CHALLENGE A: Reproduce, without any change, the lines of the listing from the one containing "sidebar-item[interactable]: 打包苹果(IOS) —" through the one containing "check-icon: ✓ — [593, 237, 603, 249]", both included.

DOCUMENT PASSAGE:

☆ ☆ ☆ ☆ ☆ ☆ ☆

When I started writing this helper I first looked at udl which has
different cache modes, but only uses shmem. It does hardcode cache mode
to cached though. Based on what you say I'm starting to think that maybe
the udl GEM code was just copied from some other driver and not cleaned
up properly afterwards.

In addition to shmem, msm and etnaviv use vram and omap uses
dma_alloc_wc(). So the cache modes are for distinguishing the memory
types I suppose.

They all have this type of code in their *_mmap_obj() function (with the
same comment):

     if (msm_obj->flags & MSM_BO_WC) {
         vma->vm_page_prot = 
pgprot_writecombine(vm_get_page_prot(vma->vm_flags));
     } else if (msm_obj->flags & MSM_BO_UNCACHED) {
         vma->vm_page_prot = 
pgprot_noncached(vm_get_page_prot(vma->vm_flags));
     } else {
         /*
          * Shunt off cached objs to shmem file so they have their own
          * address_space (so unmap_mapping_range does what we want,
          * in particular in the case of mmap'd dmabufs)

☆ ☆ ☆ ☆ ☆ ☆ ☆

ENTRIES SUPPLIED:

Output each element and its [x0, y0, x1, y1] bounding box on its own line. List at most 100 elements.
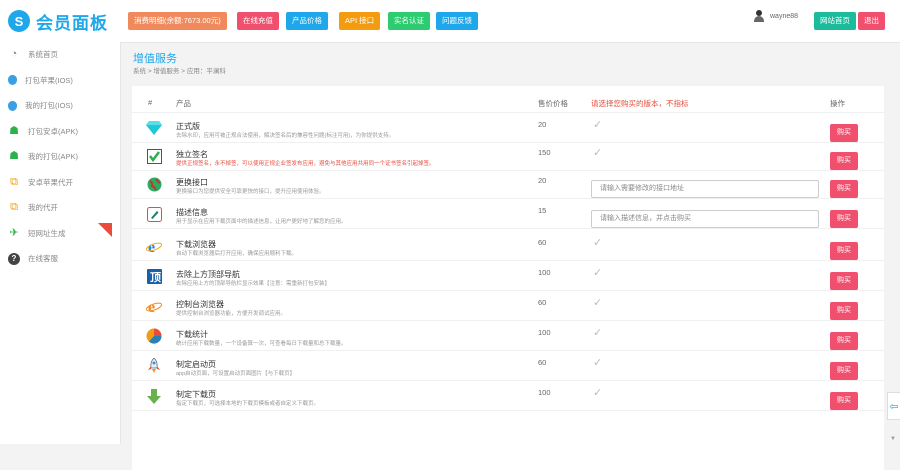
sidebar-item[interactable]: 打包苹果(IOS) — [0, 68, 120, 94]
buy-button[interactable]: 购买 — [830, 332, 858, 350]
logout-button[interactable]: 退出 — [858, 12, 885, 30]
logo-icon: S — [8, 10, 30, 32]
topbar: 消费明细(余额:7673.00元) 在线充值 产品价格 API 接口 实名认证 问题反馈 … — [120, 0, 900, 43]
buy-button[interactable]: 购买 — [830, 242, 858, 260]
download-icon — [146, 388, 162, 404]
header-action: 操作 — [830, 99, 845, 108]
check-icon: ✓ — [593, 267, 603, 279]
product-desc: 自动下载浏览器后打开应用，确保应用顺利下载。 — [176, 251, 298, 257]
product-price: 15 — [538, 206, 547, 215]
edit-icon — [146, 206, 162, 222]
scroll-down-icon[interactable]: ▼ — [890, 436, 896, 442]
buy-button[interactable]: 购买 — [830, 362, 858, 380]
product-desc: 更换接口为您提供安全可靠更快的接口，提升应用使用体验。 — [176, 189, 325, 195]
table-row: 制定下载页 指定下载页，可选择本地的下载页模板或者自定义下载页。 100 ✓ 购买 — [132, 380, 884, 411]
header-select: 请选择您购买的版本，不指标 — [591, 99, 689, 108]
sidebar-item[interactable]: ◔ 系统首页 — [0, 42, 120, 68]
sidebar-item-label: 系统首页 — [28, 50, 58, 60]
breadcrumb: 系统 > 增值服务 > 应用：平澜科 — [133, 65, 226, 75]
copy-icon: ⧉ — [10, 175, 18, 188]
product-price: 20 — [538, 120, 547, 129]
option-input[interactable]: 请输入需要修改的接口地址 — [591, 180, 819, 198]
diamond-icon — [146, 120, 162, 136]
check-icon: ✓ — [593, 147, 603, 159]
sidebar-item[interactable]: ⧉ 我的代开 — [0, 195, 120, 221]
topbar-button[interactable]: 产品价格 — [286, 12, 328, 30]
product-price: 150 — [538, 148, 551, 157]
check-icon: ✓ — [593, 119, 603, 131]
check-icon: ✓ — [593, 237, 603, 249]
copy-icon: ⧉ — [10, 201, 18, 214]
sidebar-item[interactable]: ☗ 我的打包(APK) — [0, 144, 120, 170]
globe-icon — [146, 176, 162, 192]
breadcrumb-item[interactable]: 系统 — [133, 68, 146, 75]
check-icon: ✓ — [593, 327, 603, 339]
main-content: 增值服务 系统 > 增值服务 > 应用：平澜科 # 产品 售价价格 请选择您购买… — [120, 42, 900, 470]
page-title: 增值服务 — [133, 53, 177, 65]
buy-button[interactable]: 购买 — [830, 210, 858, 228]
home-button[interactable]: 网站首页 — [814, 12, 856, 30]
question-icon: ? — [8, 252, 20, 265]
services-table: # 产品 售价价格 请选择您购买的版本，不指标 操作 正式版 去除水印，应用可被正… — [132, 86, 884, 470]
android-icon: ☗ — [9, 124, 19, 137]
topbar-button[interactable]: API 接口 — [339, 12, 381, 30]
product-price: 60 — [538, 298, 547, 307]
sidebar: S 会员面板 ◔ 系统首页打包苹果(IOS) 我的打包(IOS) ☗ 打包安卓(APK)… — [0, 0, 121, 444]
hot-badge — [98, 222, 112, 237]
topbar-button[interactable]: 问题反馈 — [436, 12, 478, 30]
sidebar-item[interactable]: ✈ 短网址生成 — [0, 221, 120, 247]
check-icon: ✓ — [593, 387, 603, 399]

☆ ☆ ☆ ☆ ☆ ☆ ☆

CHALLENGE B: Summarize the passage on driver cache modes in three sentences.

FINAL RESULT A:
sidebar-item[interactable]: 打包苹果(IOS) — [0, 68, 120, 94]
buy-button[interactable]: 购买 — [830, 332, 858, 350]
logout-button[interactable]: 退出 — [858, 12, 885, 30]
logo-icon: S — [8, 10, 30, 32]
topbar: 消费明细(余额:7673.00元) 在线充值 产品价格 API 接口 实名认证 问题反馈 … — [120, 0, 900, 43]
buy-button[interactable]: 购买 — [830, 242, 858, 260]
download-icon — [146, 388, 162, 404]
header-action: 操作 — [830, 99, 845, 108]
check-icon: ✓ — [593, 267, 603, 279]
product-desc: 自动下载浏览器后打开应用，确保应用顺利下载。 — [176, 251, 298, 257]
product-price: 15 — [538, 206, 547, 215]
edit-icon — [146, 206, 162, 222]
scroll-down-icon[interactable]: ▼ — [890, 436, 896, 442]
buy-button[interactable]: 购买 — [830, 362, 858, 380]
product-desc: 更换接口为您提供安全可靠更快的接口，提升应用使用体验。 — [176, 189, 325, 195]
table-row: 制定下载页 指定下载页，可选择本地的下载页模板或者自定义下载页。 100 ✓ 购买 — [132, 380, 884, 411]
header-select: 请选择您购买的版本，不指标 — [591, 99, 689, 108]
sidebar-item[interactable]: ◔ 系统首页 — [0, 42, 120, 68]
sidebar-item-label: 系统首页 — [28, 50, 58, 60]
breadcrumb: 系统 > 增值服务 > 应用：平澜科 — [133, 65, 226, 75]
copy-icon: ⧉ — [10, 175, 18, 188]
product-price: 20 — [538, 120, 547, 129]
option-input[interactable]: 请输入需要修改的接口地址 — [591, 180, 819, 198]
diamond-icon — [146, 120, 162, 136]
check-icon: ✓ — [593, 147, 603, 159]
sidebar-item[interactable]: ⧉ 我的代开 — [0, 195, 120, 221]
topbar-button[interactable]: 产品价格 — [286, 12, 328, 30]
product-price: 150 — [538, 148, 551, 157]
check-icon: ✓ — [593, 119, 603, 131]
check-icon: ✓ — [593, 237, 603, 249]

FINAL RESULT B: The writer first studied udl, which has different cache modes but only uses shmem and hardcodes the mode to cached. This raises the suspicion that its GEM code was copied from another driver and never cleaned up. Since msm and etnaviv also use vram and omap uses dma_alloc_wc(), the writer supposes the cache modes serve to distinguish memory types, and all of these drivers have the same kind of code, with the same comment, in their *_mmap_obj() function.